- **Information shown**
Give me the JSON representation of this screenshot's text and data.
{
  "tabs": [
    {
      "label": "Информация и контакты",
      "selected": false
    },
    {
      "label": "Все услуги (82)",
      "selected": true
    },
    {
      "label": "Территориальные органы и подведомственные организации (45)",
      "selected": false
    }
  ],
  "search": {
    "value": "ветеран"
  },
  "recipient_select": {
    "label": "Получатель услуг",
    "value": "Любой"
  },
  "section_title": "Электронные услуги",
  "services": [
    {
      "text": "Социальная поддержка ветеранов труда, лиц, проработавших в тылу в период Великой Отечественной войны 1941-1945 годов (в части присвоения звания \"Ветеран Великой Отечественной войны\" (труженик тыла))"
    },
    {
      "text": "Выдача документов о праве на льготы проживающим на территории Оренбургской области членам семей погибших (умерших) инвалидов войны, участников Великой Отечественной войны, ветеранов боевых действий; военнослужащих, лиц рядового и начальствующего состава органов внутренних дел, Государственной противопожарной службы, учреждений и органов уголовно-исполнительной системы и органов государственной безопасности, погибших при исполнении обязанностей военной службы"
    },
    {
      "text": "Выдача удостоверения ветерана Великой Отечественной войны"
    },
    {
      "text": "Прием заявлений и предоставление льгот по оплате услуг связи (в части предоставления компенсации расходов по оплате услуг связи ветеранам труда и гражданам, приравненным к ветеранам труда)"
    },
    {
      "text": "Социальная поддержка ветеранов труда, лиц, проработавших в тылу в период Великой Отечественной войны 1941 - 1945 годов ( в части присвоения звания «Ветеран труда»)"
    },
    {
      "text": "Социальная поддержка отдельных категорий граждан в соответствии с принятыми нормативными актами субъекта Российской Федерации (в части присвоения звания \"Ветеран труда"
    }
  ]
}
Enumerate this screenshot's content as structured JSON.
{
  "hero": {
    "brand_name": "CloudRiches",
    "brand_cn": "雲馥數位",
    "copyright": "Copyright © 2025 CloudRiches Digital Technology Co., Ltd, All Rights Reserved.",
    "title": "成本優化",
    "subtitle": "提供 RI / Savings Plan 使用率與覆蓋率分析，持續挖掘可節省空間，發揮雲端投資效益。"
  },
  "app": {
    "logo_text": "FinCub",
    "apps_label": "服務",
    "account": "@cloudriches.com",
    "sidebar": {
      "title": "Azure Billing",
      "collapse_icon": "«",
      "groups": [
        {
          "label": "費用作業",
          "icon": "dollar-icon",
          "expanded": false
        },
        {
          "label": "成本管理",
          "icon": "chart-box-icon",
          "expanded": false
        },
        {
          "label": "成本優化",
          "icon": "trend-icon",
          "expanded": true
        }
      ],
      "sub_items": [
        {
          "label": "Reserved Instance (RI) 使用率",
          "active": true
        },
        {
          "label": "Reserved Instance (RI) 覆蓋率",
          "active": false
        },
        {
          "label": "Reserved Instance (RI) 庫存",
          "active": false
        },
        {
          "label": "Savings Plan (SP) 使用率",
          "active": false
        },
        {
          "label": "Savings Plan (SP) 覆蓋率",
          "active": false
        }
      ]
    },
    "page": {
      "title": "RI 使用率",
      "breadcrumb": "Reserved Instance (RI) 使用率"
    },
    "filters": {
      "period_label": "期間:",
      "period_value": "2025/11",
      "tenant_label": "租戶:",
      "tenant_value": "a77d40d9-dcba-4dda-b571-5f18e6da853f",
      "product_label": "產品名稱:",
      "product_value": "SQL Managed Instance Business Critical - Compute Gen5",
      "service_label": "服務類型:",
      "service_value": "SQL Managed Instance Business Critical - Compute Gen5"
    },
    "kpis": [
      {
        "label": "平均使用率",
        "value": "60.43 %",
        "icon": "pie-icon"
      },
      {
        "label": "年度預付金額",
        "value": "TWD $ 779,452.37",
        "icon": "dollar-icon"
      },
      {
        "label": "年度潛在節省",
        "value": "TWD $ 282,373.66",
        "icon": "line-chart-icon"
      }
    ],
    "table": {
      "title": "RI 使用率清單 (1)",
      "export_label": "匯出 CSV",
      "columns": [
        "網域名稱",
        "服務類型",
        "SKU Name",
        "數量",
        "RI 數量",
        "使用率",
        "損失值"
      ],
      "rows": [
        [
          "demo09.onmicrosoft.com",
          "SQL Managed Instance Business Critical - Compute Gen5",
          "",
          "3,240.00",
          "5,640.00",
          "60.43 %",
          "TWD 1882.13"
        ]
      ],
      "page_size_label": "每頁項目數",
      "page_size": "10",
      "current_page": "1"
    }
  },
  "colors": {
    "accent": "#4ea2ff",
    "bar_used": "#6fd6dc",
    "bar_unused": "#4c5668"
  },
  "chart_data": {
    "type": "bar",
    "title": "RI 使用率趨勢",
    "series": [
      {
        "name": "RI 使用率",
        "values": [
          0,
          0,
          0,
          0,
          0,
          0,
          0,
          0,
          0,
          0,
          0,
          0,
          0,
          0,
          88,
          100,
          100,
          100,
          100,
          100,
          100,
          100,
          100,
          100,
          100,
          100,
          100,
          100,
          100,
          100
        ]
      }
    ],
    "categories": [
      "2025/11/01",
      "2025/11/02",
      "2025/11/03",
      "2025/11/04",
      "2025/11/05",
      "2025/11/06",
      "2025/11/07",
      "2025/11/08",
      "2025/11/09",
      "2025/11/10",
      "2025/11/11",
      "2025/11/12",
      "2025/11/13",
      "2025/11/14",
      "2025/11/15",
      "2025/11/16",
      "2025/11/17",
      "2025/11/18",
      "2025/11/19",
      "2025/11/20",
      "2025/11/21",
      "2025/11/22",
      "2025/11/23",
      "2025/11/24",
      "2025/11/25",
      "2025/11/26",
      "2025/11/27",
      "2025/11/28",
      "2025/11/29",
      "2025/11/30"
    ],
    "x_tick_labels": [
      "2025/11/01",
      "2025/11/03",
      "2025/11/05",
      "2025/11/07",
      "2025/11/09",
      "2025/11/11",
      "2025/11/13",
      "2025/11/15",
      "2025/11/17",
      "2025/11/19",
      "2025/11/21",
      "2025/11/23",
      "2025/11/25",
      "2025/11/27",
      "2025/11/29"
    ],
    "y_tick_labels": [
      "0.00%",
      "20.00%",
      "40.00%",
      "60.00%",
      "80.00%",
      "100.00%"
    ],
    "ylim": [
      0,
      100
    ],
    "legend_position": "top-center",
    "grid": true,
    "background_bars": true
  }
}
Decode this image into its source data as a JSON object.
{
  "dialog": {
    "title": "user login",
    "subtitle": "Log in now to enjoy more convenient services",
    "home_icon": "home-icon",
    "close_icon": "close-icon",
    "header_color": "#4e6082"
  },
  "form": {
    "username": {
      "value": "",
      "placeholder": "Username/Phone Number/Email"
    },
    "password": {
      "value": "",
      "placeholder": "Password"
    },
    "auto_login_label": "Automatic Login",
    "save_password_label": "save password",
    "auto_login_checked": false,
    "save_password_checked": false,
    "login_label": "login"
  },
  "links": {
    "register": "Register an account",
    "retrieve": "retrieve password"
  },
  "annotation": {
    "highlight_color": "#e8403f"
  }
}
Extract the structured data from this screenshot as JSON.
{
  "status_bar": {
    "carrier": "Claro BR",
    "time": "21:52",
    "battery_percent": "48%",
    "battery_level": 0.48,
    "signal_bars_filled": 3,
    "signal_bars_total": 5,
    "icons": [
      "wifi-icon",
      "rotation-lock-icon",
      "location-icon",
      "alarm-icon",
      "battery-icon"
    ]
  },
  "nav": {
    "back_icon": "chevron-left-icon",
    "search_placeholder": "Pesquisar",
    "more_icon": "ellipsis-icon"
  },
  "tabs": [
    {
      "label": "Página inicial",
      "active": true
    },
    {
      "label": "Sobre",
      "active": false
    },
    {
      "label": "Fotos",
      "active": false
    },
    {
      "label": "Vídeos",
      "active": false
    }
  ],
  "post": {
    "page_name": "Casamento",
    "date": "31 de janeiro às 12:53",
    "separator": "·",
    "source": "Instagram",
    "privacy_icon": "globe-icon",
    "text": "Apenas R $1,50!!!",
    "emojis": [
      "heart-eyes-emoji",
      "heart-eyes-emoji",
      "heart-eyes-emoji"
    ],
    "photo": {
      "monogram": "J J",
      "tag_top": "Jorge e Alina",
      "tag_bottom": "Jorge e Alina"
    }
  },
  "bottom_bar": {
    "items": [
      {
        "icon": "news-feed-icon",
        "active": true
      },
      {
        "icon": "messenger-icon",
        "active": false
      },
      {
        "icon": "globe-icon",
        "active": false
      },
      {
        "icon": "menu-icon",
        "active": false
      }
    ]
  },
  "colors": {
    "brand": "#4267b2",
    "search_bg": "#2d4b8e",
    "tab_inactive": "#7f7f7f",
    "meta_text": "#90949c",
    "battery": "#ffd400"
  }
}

- **Given task**
Search the records for the string "проработавших" and return every line in which it occurs.

- **Response below**
      "text": "Социальная поддержка ветеранов труда, лиц, проработавших в тылу в период Великой Отечественной войны 1941-1945 годов (в части присвоения звания \"Ветеран Великой Отечественной войны\" (труженик тыла))"
      "text": "Социальная поддержка ветеранов труда, лиц, проработавших в тылу в период Великой Отечественной войны 1941 - 1945 годов ( в части присвоения звания «Ветеран труда»)"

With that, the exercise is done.